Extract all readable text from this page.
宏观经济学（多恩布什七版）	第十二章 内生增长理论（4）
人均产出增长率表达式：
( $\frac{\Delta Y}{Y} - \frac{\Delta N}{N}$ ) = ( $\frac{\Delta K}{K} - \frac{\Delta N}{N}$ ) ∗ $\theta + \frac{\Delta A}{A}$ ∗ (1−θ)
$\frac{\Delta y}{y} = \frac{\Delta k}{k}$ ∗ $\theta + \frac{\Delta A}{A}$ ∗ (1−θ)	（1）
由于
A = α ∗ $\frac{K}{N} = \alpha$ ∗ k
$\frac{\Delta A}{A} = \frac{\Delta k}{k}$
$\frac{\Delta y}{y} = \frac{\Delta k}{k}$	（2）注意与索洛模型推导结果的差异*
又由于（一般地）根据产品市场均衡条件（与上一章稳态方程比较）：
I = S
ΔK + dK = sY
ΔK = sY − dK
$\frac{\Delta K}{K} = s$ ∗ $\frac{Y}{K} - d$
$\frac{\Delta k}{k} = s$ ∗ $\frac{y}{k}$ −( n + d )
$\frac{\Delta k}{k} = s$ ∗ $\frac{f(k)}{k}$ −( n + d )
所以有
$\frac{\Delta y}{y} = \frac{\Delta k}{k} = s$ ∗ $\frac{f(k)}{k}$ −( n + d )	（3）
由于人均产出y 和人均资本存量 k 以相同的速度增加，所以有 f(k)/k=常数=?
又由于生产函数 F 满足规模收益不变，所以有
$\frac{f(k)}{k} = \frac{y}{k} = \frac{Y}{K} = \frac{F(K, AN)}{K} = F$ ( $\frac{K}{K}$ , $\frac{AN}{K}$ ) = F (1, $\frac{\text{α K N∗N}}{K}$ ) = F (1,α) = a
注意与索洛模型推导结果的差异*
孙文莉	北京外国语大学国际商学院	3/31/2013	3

□ □ □

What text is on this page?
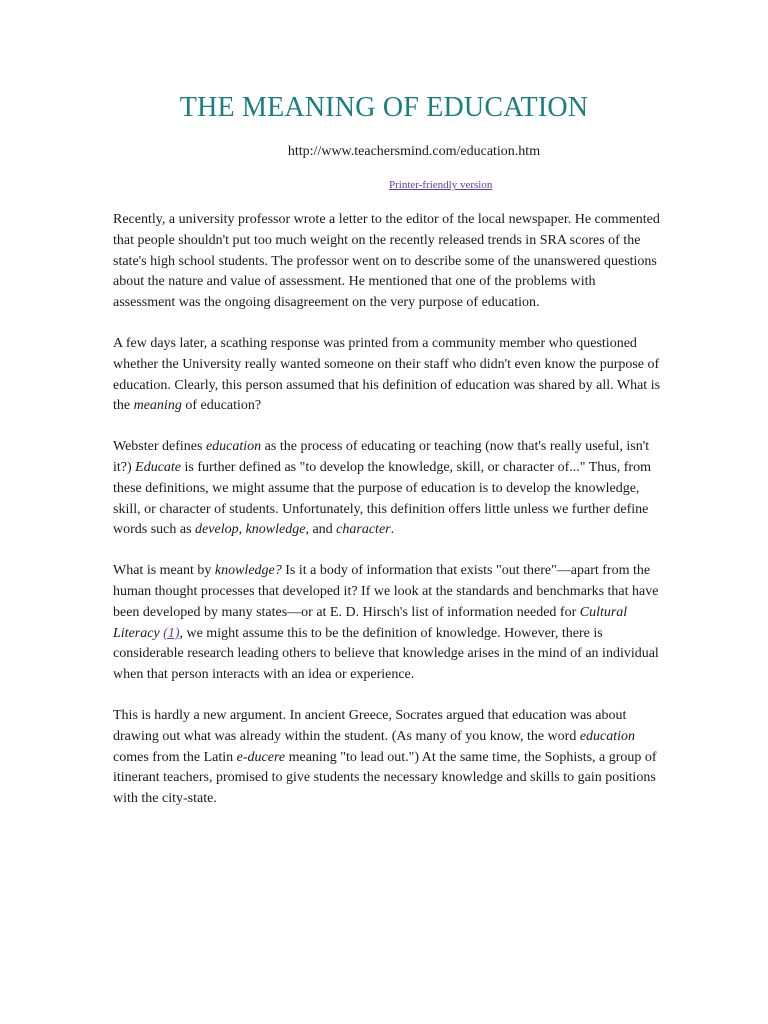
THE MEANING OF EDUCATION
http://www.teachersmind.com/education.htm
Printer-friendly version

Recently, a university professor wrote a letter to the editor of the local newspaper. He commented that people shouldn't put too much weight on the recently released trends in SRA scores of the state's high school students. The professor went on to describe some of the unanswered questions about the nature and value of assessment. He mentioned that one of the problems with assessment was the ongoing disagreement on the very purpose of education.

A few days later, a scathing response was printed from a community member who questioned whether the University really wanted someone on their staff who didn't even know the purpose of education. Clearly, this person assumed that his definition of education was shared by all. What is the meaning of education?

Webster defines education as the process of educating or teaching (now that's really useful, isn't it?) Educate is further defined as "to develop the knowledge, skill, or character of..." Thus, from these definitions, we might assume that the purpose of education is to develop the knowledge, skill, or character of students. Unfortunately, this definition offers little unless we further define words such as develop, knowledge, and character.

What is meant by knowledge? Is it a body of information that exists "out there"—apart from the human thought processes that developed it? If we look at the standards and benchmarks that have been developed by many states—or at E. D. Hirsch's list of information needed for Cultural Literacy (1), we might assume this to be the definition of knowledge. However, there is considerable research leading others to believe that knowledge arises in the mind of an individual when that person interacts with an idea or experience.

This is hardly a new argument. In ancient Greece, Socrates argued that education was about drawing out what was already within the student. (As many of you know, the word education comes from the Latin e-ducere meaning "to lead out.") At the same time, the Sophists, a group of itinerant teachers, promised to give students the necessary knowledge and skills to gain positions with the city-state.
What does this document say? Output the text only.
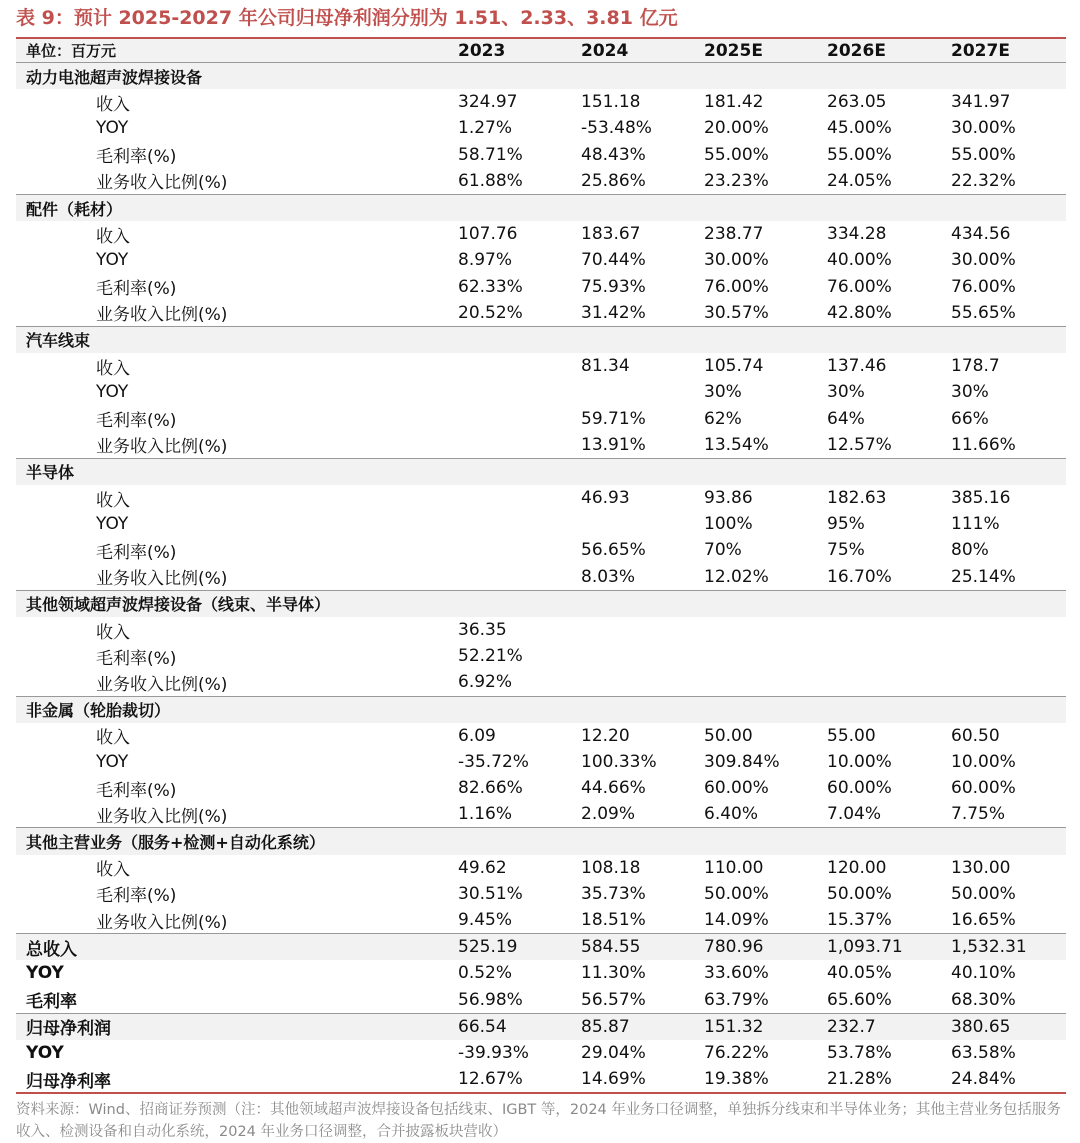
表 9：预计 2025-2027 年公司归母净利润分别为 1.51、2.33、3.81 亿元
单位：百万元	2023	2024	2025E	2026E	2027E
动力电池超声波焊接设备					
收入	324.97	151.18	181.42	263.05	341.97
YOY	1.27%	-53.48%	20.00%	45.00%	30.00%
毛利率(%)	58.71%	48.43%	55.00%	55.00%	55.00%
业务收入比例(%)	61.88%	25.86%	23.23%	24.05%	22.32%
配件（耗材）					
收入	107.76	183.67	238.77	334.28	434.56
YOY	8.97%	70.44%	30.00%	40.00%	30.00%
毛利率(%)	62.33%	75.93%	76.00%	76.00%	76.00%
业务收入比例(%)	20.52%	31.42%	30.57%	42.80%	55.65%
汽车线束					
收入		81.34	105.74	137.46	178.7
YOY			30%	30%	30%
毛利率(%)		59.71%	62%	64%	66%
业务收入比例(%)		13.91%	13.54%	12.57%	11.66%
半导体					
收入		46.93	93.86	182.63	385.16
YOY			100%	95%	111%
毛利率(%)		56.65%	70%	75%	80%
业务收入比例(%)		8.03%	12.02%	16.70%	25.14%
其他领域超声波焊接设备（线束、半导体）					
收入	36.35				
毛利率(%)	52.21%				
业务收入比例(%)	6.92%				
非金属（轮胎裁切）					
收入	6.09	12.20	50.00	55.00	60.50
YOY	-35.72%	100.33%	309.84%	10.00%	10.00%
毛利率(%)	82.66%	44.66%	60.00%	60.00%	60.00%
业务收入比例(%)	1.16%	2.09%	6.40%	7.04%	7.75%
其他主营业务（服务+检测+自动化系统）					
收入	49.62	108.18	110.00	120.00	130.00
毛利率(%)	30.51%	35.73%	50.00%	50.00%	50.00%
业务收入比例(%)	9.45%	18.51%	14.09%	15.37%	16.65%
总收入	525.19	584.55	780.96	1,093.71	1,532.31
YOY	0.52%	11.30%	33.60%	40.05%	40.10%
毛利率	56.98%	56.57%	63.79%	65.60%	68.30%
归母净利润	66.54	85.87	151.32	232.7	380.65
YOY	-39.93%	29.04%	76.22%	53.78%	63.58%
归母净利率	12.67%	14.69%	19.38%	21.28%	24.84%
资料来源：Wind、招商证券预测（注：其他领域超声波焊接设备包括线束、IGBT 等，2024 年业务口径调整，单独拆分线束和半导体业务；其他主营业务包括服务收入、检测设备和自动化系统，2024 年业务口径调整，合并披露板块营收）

□ □ □

Look through the data above. Find each line with the string "person" and copy it.

# [Exercise result]
A few days later, a scathing response was printed from a community member who questioned whether the University really wanted someone on their staff who didn't even know the purpose of education. Clearly, this person assumed that his definition of education was shared by all. What is the meaning of education?
What is meant by knowledge? Is it a body of information that exists "out there"—apart from the human thought processes that developed it? If we look at the standards and benchmarks that have been developed by many states—or at E. D. Hirsch's list of information needed for Cultural Literacy (1), we might assume this to be the definition of knowledge. However, there is considerable research leading others to believe that knowledge arises in the mind of an individual when that person interacts with an idea or experience.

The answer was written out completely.